# [REQUIREMENT]
Omit all images. Write out the rest of the material exactly.

# [GIVEN RECORDS]
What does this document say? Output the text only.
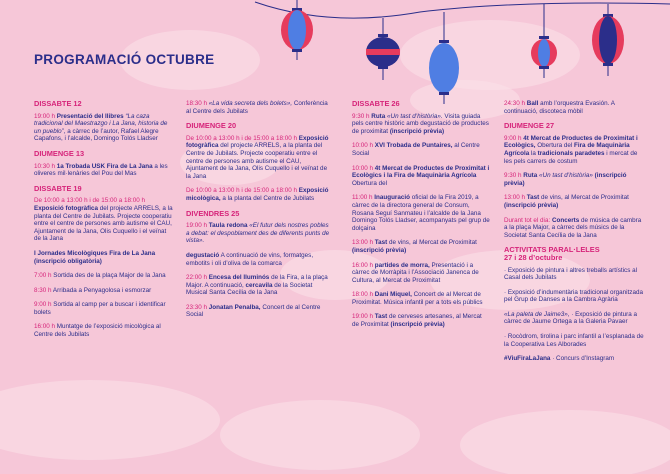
PROGRAMACIÓ OCTUBRE
DISSABTE 12
19:00 h Presentació del llibres “La caza tradicional del Maestrazgo i La Jana, historia de un pueblo”, a càrrec de l’autor, Rafael Alegre Capafons, i l’alcalde, Domingo Tolós Lladser
DIUMENGE 13
10:30 h 1a Trobada USK Fira de La Jana a les oliveres mil·lenàries del Pou del Mas
DISSABTE 19
De 10:00 a 13:00 h i de 15:00 a 18:00 h Exposició fotogràfica del projecte ARRELS, a la planta del Centre de Jubilats. Projecte cooperatiu entre el centre de persones amb autisme el CAU, Ajuntament de la Jana, Olis Cuquello i el veïnat de la Jana
I Jornades Micològiques Fira de La Jana (inscripció obligatòria)
7:00 h Sortida des de la plaça Major de la Jana
8:30 h Arribada a Penyagolosa i esmorzar
9:00 h Sortida al camp per a buscar i identificar bolets
16:00 h Muntatge de l’exposició micològica al Centre dels Jubilats
18:30 h «La vida secreta dels bolets», Conferència al Centre dels Jubilats
DIUMENGE 20
De 10:00 a 13:00 h i de 15:00 a 18:00 h Exposició fotogràfica del projecte ARRELS, a la planta del Centre de Jubilats. Projecte cooperatiu entre el centre de persones amb autisme el CAU, Ajuntament de la Jana, Olis Cuquello i el veïnat de la Jana
De 10:00 a 13:00 h i de 15:00 a 18:00 h Exposició micològica, a la planta del Centre de Jubilats
DIVENDRES 25
19:00 h Taula redona «El futur dels nostres pobles a debat: el despoblament des de diferents punts de vista».
degustació A continuació de vins, formatges, embotits i oli d’oliva de la comarca
22:00 h Encesa del lluminós de la Fira, a la plaça Major. A continuació, cercavila de la Societat Musical Santa Cecília de la Jana
23:30 h Jonatan Penalba, Concert de al Centre Social
DISSABTE 26
9:30 h Ruta «Un tast d’història». Visita guiada pels centre històric amb degustació de productes de proximitat (inscripció prèvia)
10:00 h XVI Trobada de Puntaires, al Centre Social
10:00 h 4t Mercat de Productes de Proximitat i Ecològics i la Fira de Maquinària Agrícola Obertura del
11:00 h Inauguració oficial de la Fira 2019, a càrrec de la directora general de Consum, Rosana Seguí Sanmateu i l’alcalde de la Jana Domingo Tolós Lladser, acompanyats pel grup de dolçaina
13:00 h Tast de vins, al Mercat de Proximitat (inscripció prèvia)
16:00 h partides de morra, Presentació i a càrrec de Morràpita i l’Associació Janenca de Cultura, al Mercat de Proximitat
18:00 h Dani Miquel, Concert de al Mercat de Proximitat. Música infantil per a tots els públics
19:00 h Tast de cerveses artesanes, al Mercat de Proximitat (inscripció prèvia)
24:30 h Ball amb l’orquestra Evasión. A continuació, discoteca mòbil
DIUMENGE 27
9:00 h 4t Mercat de Productes de Proximitat i Ecològics, Obertura del Fira de Maquinària Agrícola la tradicionals paradetes i mercat de les pels carrers de costum
9:30 h Ruta «Un tast d’història» (inscripció prèvia)
13:00 h Tast de vins, al Mercat de Proximitat (inscripció prèvia)
Durant tot el dia: Concerts de música de cambra a la plaça Major, a càrrec dels músics de la Societat Santa Cecília de la Jana
ACTIVITATS PARAL·LELES
27 i 28 d’octubre
· Exposició de pintura i altres treballs artístics al Casal dels Jubilats
· Exposició d’indumentària tradicional organitzada pel Grup de Danses a la Cambra Agrària
«La paleta de Jaime3», · Exposició de pintura a càrrec de Jaume Ortega a la Galeria Pavaer
· Rocòdrom, tirolina i parc infantil a l’esplanada de la Cooperativa Les Alborades
#ViuFiraLaJana · Concurs d’Instagram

# [ANSWER TO THE PROBLEM]
What does this document say? Output the text only.
PROGRAMACIÓ OCTUBRE
DISSABTE 12
19:00 h Presentació del llibres “La caza tradicional del Maestrazgo i La Jana, historia de un pueblo”, a càrrec de l’autor, Rafael Alegre Capafons, i l’alcalde, Domingo Tolós Lladser
DIUMENGE 13
10:30 h 1a Trobada USK Fira de La Jana a les oliveres mil·lenàries del Pou del Mas
DISSABTE 19
De 10:00 a 13:00 h i de 15:00 a 18:00 h Exposició fotogràfica del projecte ARRELS, a la planta del Centre de Jubilats. Projecte cooperatiu entre el centre de persones amb autisme el CAU, Ajuntament de la Jana, Olis Cuquello i el veïnat de la Jana
I Jornades Micològiques Fira de La Jana (inscripció obligatòria)
7:00 h Sortida des de la plaça Major de la Jana
8:30 h Arribada a Penyagolosa i esmorzar
9:00 h Sortida al camp per a buscar i identificar bolets
16:00 h Muntatge de l’exposició micològica al Centre dels Jubilats
18:30 h «La vida secreta dels bolets», Conferència al Centre dels Jubilats
DIUMENGE 20
De 10:00 a 13:00 h i de 15:00 a 18:00 h Exposició fotogràfica del projecte ARRELS, a la planta del Centre de Jubilats. Projecte cooperatiu entre el centre de persones amb autisme el CAU, Ajuntament de la Jana, Olis Cuquello i el veïnat de la Jana
De 10:00 a 13:00 h i de 15:00 a 18:00 h Exposició micològica, a la planta del Centre de Jubilats
DIVENDRES 25
19:00 h Taula redona «El futur dels nostres pobles a debat: el despoblament des de diferents punts de vista».
degustació A continuació de vins, formatges, embotits i oli d’oliva de la comarca
22:00 h Encesa del lluminós de la Fira, a la plaça Major. A continuació, cercavila de la Societat Musical Santa Cecília de la Jana
23:30 h Jonatan Penalba, Concert de al Centre Social
DISSABTE 26
9:30 h Ruta «Un tast d’història». Visita guiada pels centre històric amb degustació de productes de proximitat (inscripció prèvia)
10:00 h XVI Trobada de Puntaires, al Centre Social
10:00 h 4t Mercat de Productes de Proximitat i Ecològics i la Fira de Maquinària Agrícola Obertura del
11:00 h Inauguració oficial de la Fira 2019, a càrrec de la directora general de Consum, Rosana Seguí Sanmateu i l’alcalde de la Jana Domingo Tolós Lladser, acompanyats pel grup de dolçaina
13:00 h Tast de vins, al Mercat de Proximitat (inscripció prèvia)
16:00 h partides de morra, Presentació i a càrrec de Morràpita i l’Associació Janenca de Cultura, al Mercat de Proximitat
18:00 h Dani Miquel, Concert de al Mercat de Proximitat. Música infantil per a tots els públics
19:00 h Tast de cerveses artesanes, al Mercat de Proximitat (inscripció prèvia)
24:30 h Ball amb l’orquestra Evasión. A continuació, discoteca mòbil
DIUMENGE 27
9:00 h 4t Mercat de Productes de Proximitat i Ecològics, Obertura del Fira de Maquinària Agrícola la tradicionals paradetes i mercat de les pels carrers de costum
9:30 h Ruta «Un tast d’història» (inscripció prèvia)
13:00 h Tast de vins, al Mercat de Proximitat (inscripció prèvia)
Durant tot el dia: Concerts de música de cambra a la plaça Major, a càrrec dels músics de la Societat Santa Cecília de la Jana
ACTIVITATS PARAL·LELES
27 i 28 d’octubre
· Exposició de pintura i altres treballs artístics al Casal dels Jubilats
· Exposició d’indumentària tradicional organitzada pel Grup de Danses a la Cambra Agrària
«La paleta de Jaime3», · Exposició de pintura a càrrec de Jaume Ortega a la Galeria Pavaer
· Rocòdrom, tirolina i parc infantil a l’esplanada de la Cooperativa Les Alborades
#ViuFiraLaJana · Concurs d’Instagram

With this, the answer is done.